* _Exercise brief_
Pick out each line containing the string "Thomas".

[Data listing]
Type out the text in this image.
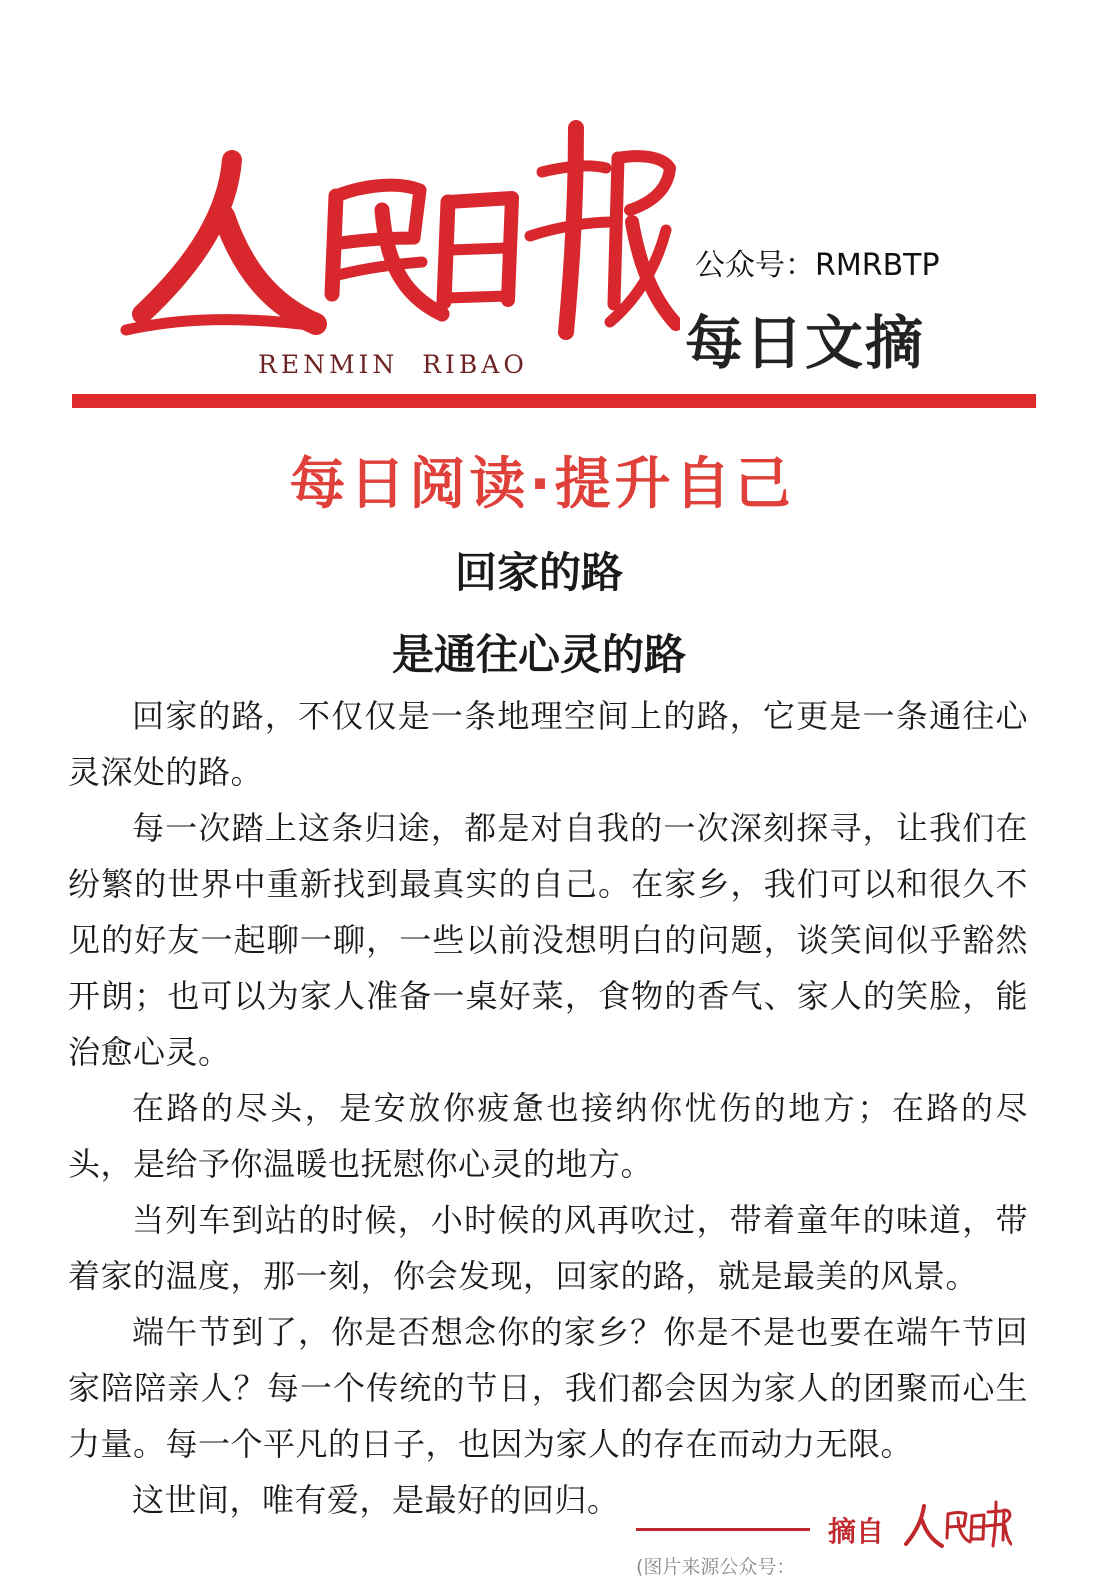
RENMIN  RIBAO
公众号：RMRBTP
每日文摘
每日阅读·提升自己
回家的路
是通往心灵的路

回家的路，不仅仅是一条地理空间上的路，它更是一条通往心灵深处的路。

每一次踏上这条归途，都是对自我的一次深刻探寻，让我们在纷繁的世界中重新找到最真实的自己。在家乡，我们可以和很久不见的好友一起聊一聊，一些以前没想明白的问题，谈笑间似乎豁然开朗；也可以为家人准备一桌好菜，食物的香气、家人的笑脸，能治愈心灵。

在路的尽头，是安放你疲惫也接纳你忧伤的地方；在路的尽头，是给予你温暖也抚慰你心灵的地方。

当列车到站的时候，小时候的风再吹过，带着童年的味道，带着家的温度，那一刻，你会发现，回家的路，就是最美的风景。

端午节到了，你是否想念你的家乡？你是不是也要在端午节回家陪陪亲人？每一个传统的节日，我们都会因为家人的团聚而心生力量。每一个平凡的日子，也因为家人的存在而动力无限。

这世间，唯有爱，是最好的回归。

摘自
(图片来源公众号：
--
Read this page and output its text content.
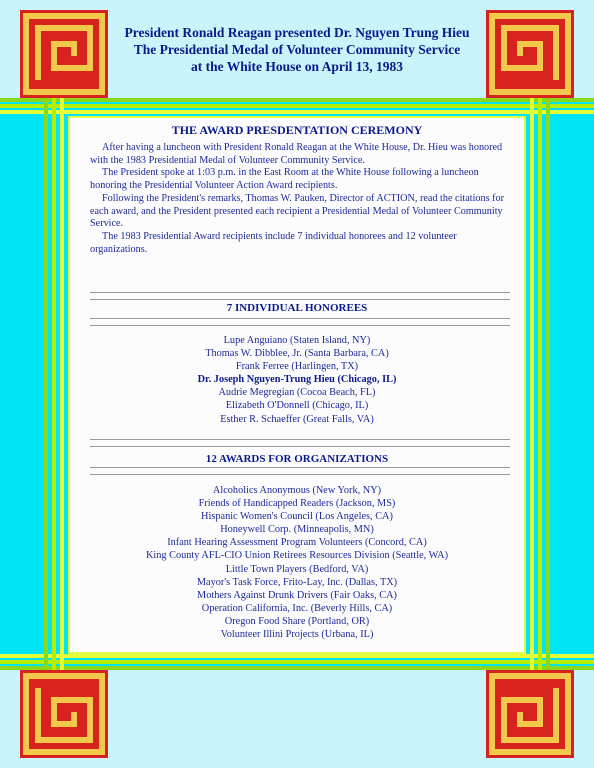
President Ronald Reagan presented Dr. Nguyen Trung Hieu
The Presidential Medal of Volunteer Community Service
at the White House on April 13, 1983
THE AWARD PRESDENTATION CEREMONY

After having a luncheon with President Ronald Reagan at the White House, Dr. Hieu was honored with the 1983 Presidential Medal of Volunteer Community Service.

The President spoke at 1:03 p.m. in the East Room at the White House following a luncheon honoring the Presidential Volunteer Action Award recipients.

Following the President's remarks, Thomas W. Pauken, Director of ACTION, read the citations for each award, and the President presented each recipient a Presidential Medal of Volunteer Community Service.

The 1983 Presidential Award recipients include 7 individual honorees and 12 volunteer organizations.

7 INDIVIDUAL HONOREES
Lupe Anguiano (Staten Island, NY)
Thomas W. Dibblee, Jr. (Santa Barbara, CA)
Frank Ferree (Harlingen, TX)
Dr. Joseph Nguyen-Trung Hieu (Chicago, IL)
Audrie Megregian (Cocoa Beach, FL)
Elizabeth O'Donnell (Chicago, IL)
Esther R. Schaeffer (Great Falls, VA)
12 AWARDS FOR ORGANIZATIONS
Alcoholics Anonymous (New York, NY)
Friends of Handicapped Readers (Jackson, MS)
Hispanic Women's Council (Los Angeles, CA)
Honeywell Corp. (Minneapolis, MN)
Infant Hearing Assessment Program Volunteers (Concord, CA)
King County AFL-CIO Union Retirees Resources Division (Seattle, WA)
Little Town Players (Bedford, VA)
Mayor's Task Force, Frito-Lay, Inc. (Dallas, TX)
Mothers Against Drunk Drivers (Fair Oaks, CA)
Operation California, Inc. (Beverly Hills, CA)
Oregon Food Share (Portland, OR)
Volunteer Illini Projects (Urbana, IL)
...
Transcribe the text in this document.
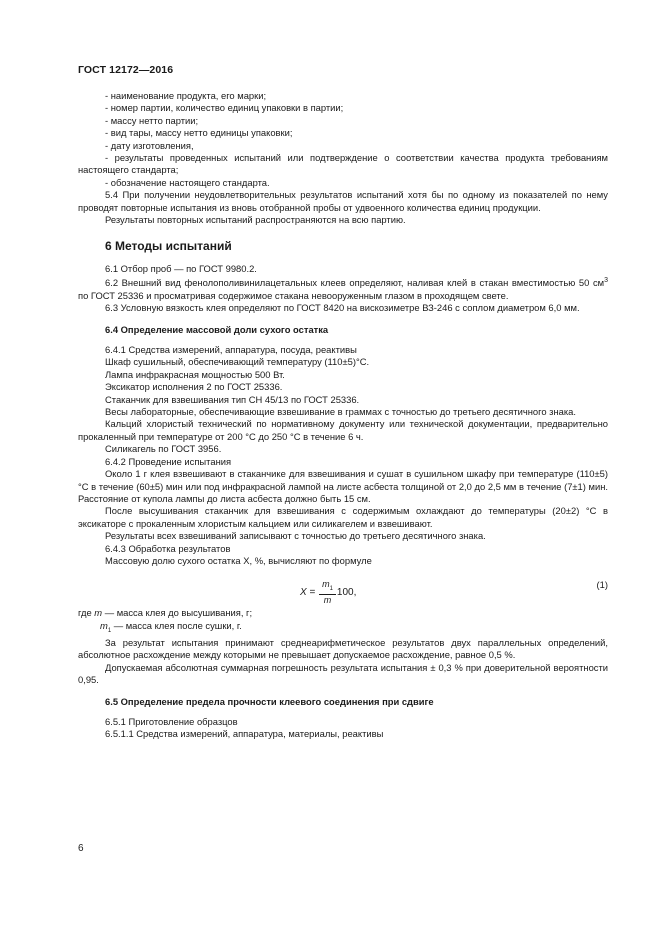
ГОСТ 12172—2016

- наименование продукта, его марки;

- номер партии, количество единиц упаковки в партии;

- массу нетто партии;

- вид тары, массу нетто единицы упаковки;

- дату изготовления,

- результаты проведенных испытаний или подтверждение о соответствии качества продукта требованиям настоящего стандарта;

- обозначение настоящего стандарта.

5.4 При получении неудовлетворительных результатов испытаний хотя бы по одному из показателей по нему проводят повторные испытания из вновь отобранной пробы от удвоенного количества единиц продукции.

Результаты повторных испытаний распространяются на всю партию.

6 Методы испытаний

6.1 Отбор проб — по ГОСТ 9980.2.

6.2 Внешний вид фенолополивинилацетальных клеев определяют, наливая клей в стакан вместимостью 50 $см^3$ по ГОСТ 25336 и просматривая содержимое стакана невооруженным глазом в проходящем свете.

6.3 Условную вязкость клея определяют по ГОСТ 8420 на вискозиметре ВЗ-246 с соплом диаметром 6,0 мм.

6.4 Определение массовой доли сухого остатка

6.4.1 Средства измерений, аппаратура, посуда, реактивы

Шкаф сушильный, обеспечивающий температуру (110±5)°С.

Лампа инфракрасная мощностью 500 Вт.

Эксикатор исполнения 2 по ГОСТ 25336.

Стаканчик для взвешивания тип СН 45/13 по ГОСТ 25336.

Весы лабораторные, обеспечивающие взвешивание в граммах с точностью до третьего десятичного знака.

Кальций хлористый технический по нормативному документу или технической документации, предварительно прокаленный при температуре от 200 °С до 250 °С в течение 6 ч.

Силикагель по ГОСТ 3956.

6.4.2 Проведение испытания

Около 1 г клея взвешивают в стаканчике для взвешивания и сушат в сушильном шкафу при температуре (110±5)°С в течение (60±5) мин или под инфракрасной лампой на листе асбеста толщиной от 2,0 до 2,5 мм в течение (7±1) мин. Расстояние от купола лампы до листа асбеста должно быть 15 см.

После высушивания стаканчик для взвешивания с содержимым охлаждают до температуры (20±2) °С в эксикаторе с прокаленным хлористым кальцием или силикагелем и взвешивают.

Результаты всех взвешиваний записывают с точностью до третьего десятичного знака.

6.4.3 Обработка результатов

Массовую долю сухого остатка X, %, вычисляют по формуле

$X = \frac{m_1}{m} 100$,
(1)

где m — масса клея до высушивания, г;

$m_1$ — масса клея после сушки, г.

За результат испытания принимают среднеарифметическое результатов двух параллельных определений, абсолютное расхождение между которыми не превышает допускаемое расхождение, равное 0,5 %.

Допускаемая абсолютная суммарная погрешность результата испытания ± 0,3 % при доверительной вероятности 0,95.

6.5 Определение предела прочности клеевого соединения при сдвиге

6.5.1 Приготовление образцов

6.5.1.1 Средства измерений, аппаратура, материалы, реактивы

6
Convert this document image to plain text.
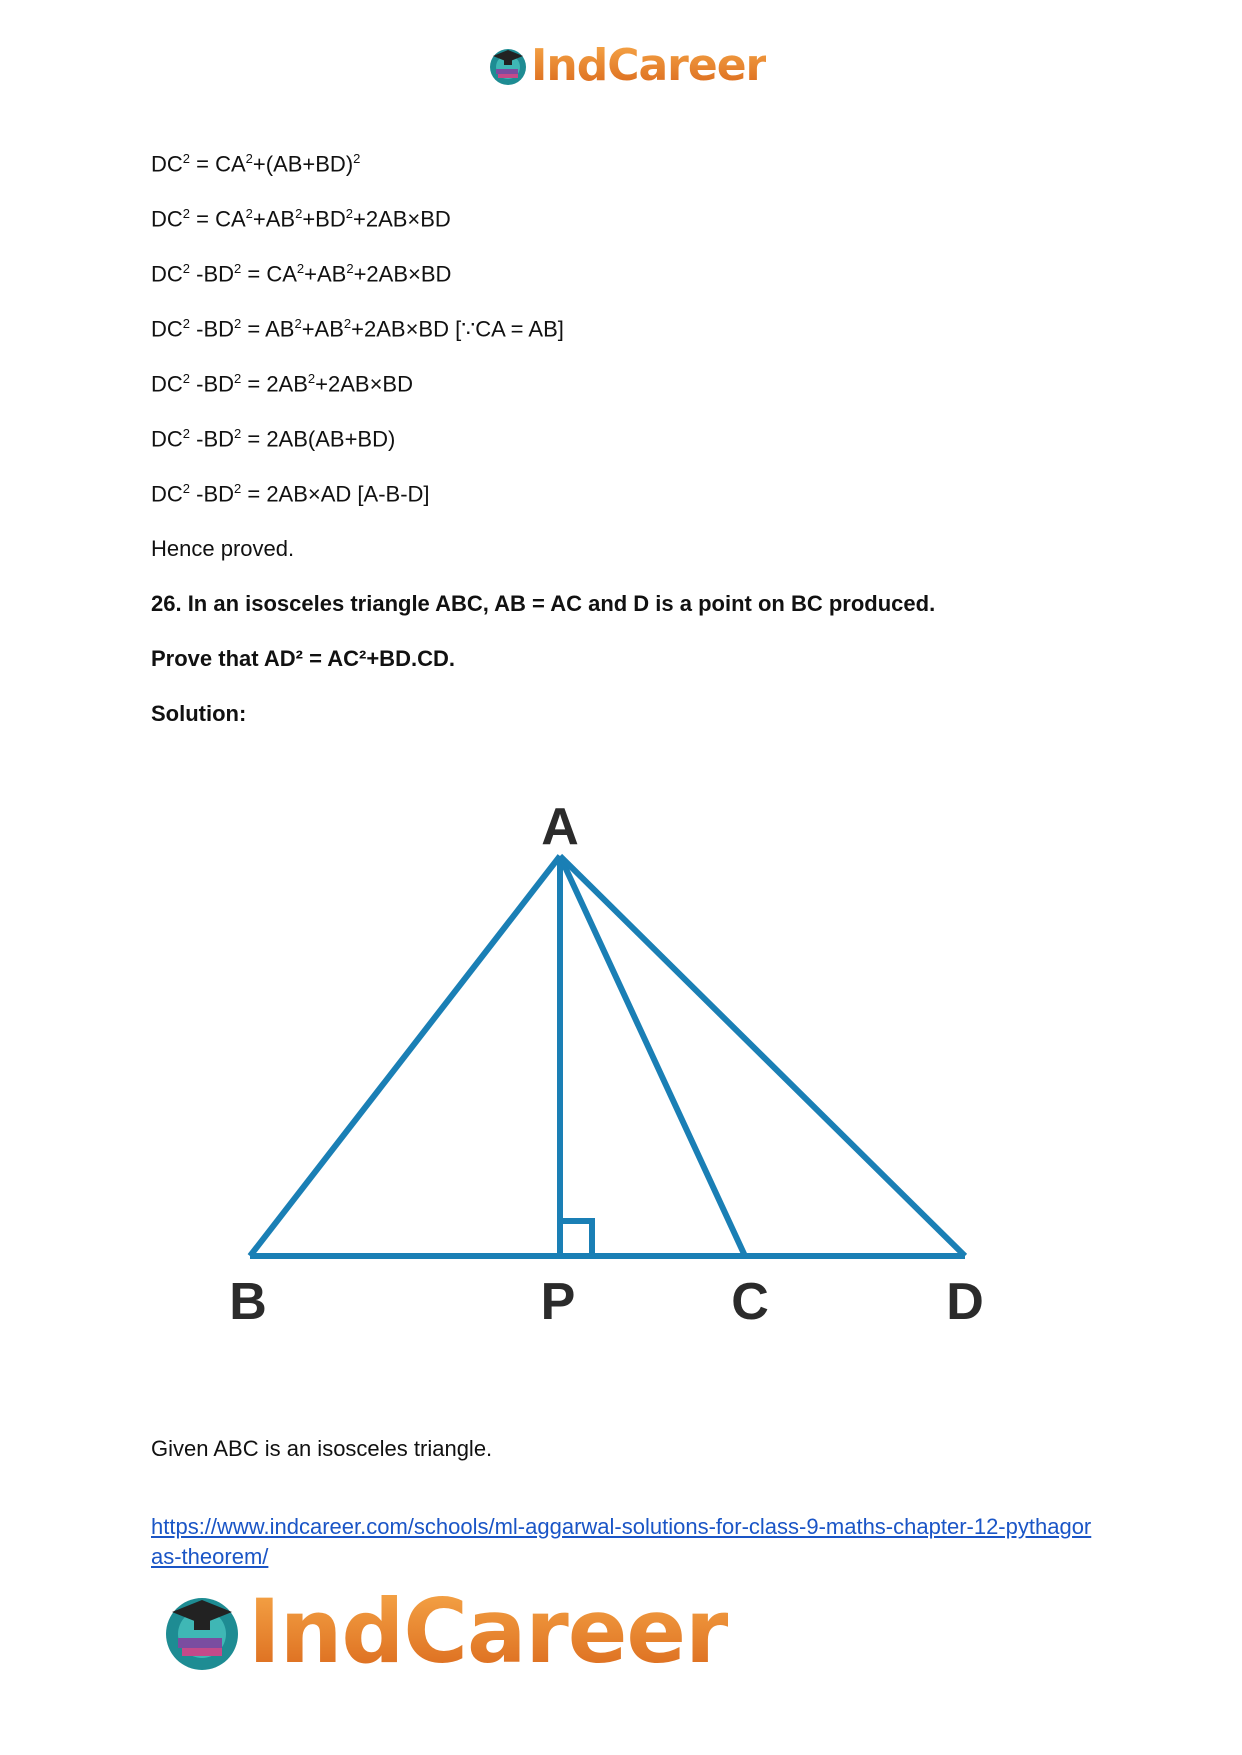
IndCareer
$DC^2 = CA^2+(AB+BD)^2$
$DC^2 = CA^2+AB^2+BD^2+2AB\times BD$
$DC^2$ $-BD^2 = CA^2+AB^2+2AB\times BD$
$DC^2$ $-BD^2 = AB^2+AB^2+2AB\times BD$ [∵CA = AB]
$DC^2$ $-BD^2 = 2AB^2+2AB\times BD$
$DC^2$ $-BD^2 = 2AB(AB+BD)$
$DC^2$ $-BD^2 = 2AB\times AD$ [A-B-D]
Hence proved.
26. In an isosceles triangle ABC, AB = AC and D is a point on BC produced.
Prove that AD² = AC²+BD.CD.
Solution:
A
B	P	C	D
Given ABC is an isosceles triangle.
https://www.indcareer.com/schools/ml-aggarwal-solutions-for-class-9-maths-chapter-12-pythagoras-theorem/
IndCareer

* _Response_
Following the President's remarks, Thomas W. Pauken, Director of ACTION, read the citations for each award, and the President presented each recipient a Presidential Medal of Volunteer Community Service.
Thomas W. Dibblee, Jr. (Santa Barbara, CA)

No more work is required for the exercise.